▶ **TO DO**: Locate all lines with the word "Nama" and copy them out.

▶ **DATASET**:
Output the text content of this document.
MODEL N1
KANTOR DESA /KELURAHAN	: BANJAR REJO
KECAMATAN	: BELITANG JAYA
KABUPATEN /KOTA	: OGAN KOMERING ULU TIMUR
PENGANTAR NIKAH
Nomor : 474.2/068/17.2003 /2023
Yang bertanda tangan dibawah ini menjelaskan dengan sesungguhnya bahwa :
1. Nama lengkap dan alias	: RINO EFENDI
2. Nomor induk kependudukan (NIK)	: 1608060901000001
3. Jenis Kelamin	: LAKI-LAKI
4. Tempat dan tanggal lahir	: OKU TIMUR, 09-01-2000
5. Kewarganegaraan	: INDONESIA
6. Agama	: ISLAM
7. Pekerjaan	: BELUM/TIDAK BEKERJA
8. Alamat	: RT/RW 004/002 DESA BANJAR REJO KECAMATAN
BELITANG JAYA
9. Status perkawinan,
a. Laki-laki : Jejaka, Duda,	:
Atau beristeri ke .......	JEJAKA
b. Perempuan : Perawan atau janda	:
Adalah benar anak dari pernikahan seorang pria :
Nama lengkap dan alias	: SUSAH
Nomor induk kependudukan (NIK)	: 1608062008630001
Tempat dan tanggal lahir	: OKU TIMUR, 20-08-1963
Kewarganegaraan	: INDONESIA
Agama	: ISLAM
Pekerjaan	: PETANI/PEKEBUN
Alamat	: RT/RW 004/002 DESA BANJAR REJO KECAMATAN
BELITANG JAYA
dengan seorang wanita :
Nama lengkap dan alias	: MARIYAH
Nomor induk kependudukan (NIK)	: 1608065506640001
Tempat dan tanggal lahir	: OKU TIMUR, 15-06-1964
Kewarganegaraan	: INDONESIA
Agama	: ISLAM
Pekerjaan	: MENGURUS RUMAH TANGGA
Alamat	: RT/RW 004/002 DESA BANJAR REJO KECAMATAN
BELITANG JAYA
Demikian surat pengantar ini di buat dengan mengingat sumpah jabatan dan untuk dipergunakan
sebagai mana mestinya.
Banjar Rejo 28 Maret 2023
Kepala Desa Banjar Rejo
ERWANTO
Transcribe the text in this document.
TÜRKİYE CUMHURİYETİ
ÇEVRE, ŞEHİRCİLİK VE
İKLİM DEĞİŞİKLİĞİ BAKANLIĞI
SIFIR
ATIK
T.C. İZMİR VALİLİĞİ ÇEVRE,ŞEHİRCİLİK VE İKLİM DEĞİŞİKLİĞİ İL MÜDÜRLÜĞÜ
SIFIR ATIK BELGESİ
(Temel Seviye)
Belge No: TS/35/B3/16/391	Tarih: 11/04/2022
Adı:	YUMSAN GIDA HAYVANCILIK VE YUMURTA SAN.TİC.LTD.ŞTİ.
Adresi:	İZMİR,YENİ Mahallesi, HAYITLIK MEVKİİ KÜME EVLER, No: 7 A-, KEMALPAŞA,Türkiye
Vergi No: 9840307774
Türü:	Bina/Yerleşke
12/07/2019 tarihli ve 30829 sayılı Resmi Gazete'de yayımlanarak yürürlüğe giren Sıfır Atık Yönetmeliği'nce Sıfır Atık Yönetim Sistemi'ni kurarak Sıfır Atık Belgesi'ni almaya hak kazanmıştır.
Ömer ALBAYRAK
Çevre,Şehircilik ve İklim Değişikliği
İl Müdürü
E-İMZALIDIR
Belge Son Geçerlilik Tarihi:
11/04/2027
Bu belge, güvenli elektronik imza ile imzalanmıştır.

▶ **ANSWER TO THE PROBLEM**:
1. Nama lengkap dan alias	: RINO EFENDI
Nama lengkap dan alias	: SUSAH
Nama lengkap dan alias	: MARIYAH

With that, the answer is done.